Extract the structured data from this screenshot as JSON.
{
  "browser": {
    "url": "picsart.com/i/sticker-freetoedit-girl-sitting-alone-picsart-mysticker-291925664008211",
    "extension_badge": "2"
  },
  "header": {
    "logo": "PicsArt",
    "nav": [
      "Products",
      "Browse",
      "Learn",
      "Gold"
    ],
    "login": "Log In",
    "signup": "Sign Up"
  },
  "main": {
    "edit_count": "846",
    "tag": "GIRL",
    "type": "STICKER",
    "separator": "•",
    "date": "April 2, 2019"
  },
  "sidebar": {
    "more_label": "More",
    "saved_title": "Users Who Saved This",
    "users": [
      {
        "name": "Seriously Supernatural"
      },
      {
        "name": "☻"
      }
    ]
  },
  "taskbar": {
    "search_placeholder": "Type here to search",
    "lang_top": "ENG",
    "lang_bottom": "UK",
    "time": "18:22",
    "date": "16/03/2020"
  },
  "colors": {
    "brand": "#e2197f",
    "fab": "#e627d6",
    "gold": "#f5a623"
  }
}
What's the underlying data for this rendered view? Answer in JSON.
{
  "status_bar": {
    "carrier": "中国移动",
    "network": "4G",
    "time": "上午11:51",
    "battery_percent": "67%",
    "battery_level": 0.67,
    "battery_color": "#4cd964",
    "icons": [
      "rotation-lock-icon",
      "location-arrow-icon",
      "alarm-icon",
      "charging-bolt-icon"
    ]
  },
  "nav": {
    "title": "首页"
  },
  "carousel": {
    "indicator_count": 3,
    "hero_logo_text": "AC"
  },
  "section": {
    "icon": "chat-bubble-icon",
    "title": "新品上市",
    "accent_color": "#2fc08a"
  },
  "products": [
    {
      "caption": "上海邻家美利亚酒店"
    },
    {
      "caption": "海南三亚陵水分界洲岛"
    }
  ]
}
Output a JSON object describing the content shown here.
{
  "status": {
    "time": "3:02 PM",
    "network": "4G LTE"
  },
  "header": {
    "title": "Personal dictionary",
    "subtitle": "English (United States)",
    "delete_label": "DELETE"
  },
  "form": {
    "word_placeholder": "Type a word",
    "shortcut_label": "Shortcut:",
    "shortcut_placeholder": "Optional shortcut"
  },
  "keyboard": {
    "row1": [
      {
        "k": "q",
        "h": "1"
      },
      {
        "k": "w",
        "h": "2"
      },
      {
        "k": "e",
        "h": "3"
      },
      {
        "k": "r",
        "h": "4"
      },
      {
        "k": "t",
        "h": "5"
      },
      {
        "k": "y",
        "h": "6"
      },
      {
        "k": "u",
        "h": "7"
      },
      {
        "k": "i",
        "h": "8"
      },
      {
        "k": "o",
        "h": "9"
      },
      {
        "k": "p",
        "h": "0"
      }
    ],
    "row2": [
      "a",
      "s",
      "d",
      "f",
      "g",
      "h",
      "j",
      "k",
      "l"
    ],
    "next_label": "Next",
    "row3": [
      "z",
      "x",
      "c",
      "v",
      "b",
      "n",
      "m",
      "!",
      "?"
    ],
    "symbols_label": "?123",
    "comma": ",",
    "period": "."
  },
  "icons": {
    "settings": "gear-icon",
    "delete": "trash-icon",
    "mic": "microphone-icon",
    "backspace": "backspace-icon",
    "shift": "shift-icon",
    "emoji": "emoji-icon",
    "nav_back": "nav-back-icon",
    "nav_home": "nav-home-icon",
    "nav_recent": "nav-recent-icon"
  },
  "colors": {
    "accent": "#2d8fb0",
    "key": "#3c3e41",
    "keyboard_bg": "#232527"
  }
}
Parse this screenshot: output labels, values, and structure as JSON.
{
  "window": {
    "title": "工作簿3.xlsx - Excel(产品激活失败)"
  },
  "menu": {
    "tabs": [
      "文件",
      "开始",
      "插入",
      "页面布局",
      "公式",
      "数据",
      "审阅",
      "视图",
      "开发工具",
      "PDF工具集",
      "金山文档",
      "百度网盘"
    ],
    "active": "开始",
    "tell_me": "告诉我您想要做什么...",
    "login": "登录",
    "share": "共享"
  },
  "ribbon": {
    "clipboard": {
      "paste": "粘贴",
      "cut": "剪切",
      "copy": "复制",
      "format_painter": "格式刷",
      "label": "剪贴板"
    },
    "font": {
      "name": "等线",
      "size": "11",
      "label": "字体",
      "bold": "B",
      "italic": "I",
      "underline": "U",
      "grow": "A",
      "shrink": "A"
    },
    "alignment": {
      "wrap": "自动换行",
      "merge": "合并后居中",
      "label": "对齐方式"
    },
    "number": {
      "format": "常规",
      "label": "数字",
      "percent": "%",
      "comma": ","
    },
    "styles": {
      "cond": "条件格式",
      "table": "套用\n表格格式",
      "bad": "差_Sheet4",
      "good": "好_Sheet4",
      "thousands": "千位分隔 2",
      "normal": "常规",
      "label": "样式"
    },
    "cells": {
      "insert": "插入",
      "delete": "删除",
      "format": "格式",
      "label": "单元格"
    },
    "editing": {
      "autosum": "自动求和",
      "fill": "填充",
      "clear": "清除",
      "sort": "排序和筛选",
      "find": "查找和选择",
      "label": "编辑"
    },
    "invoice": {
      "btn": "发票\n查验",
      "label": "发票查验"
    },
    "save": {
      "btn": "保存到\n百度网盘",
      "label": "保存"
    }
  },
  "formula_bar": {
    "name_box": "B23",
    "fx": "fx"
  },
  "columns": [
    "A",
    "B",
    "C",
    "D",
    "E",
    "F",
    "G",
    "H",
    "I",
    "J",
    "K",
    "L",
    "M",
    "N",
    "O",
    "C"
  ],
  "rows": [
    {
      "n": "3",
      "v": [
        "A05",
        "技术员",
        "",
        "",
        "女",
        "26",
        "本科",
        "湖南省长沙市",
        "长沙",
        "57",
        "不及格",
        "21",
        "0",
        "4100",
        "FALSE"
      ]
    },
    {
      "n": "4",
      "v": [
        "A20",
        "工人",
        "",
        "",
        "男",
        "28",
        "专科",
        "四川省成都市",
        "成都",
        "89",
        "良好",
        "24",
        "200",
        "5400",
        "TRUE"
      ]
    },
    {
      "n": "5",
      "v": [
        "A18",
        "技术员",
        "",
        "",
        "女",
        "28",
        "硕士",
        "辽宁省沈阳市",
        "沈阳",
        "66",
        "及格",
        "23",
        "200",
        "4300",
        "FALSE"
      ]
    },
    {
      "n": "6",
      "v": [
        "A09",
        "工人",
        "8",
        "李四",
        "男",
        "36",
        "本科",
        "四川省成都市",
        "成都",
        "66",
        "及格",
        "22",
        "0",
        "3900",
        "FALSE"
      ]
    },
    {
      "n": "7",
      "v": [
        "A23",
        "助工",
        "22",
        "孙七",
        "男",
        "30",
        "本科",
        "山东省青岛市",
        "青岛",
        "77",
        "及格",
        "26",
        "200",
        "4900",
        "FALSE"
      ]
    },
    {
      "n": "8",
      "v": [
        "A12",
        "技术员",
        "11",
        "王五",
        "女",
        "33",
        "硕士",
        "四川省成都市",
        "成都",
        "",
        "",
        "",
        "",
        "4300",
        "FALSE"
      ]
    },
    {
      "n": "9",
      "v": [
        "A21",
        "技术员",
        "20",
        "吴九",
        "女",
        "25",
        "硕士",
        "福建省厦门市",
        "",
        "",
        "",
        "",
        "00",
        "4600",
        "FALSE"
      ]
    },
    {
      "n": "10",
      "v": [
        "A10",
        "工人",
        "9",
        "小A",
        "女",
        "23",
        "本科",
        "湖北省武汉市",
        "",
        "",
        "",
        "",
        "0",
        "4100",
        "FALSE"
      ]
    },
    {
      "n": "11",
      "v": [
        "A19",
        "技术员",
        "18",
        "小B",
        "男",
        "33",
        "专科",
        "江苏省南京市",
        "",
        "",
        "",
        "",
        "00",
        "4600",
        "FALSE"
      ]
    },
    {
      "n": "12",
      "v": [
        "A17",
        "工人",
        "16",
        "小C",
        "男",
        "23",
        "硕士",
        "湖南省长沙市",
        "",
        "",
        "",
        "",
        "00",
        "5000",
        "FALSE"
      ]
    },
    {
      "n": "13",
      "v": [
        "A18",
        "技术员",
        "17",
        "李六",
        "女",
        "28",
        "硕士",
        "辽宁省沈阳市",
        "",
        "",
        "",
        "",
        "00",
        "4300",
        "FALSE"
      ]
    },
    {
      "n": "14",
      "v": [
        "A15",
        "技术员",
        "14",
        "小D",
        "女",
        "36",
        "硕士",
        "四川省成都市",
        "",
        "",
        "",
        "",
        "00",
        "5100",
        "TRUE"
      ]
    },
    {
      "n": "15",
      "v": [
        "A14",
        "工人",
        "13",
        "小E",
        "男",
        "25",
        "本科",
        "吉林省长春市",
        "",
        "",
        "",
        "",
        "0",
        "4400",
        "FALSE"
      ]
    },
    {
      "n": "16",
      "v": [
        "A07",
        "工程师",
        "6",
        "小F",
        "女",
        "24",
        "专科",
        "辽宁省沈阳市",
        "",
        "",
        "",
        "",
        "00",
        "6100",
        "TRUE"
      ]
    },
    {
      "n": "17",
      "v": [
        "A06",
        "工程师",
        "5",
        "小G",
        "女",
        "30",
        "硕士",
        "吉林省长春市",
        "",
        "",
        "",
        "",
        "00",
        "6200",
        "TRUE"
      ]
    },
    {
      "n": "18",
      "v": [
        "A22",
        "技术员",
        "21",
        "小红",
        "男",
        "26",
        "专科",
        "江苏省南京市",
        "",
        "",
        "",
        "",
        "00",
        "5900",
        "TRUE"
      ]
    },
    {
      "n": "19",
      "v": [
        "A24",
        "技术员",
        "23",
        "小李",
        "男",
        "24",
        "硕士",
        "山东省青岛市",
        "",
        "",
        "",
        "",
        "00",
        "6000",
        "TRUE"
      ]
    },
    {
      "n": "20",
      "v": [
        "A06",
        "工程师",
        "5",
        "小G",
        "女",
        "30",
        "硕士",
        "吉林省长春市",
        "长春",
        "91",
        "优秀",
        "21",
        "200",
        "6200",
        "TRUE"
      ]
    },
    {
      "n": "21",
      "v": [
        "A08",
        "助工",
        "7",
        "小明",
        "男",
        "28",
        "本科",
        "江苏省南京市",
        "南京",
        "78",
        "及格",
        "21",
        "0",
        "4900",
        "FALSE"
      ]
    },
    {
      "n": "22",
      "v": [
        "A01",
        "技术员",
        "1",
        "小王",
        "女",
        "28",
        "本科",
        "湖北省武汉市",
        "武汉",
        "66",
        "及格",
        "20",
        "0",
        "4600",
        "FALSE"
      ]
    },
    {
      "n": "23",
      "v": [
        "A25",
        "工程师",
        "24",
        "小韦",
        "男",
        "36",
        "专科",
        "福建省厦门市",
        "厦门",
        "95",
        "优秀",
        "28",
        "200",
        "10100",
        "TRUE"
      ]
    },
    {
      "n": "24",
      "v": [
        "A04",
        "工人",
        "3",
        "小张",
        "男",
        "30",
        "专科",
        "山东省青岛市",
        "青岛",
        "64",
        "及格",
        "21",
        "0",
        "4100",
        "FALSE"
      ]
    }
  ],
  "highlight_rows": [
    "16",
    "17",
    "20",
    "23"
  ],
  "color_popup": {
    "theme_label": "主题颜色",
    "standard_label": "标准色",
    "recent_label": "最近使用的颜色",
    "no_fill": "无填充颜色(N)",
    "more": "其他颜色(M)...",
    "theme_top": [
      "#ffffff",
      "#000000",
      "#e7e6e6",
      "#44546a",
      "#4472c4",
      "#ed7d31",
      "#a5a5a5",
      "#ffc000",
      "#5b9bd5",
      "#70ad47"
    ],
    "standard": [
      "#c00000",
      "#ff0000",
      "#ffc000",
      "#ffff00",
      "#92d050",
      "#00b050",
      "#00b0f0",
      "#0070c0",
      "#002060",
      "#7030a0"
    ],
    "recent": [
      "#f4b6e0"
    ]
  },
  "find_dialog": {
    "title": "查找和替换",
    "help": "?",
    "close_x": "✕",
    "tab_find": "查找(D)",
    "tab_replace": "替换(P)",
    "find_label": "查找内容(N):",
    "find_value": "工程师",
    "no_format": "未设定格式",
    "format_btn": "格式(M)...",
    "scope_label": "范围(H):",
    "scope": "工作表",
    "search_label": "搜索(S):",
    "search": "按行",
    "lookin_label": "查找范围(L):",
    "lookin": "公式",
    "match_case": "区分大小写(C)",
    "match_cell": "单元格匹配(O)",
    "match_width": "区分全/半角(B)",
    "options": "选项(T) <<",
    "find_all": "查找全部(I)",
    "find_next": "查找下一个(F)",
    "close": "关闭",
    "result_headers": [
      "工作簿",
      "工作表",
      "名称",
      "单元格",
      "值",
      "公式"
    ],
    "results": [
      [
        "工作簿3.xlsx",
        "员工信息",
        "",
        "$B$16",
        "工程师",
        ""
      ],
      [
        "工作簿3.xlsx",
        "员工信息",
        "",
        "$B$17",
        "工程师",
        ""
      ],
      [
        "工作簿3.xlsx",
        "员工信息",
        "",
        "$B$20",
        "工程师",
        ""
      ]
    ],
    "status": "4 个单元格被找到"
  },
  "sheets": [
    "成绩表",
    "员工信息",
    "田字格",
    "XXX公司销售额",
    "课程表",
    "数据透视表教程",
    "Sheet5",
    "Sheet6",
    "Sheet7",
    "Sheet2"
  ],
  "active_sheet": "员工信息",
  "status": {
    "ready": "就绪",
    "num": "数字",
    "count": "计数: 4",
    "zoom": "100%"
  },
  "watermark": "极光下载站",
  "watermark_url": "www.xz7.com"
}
————
> _Instructions to follow_
List all lines above in which the string "here" appears.

> _Answer to this problem_
    "search_placeholder": "Type here to search",
Output a JSON object describing the content shown here.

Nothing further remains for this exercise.